• _Problem description_: Of the lines in the entries, how many hold the word "time"? Give that number alone.

::: Data supplied :::

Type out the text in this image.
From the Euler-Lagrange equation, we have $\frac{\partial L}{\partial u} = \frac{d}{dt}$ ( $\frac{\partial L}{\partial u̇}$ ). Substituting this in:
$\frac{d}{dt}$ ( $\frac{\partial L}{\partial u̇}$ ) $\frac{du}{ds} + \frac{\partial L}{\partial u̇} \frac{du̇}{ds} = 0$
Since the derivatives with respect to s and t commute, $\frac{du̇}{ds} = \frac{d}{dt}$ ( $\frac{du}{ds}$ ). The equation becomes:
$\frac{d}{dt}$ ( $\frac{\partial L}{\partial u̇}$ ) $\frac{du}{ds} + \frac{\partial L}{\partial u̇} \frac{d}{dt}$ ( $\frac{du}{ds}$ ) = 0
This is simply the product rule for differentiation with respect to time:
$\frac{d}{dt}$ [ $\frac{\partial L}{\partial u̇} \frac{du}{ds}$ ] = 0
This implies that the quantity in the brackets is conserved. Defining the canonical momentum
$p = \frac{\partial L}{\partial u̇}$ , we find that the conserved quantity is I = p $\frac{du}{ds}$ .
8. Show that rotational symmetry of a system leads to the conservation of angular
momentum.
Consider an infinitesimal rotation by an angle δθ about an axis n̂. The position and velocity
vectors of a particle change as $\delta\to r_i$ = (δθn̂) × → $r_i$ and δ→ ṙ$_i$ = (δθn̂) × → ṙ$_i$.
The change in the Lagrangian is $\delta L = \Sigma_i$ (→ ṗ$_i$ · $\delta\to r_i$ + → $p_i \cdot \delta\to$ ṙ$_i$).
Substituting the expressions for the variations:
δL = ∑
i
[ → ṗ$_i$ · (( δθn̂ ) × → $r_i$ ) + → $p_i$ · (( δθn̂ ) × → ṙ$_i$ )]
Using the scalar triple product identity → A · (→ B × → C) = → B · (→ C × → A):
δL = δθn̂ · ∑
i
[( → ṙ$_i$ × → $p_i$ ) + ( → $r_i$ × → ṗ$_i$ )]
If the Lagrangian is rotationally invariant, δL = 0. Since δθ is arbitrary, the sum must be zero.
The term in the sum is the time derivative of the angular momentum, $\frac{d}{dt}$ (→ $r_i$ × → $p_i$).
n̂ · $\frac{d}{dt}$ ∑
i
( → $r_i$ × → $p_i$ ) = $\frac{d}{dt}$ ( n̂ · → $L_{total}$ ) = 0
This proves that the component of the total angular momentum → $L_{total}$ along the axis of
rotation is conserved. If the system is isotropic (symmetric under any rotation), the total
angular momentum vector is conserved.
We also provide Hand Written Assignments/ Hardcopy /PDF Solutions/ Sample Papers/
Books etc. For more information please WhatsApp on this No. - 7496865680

:::

• _Task solution_: 2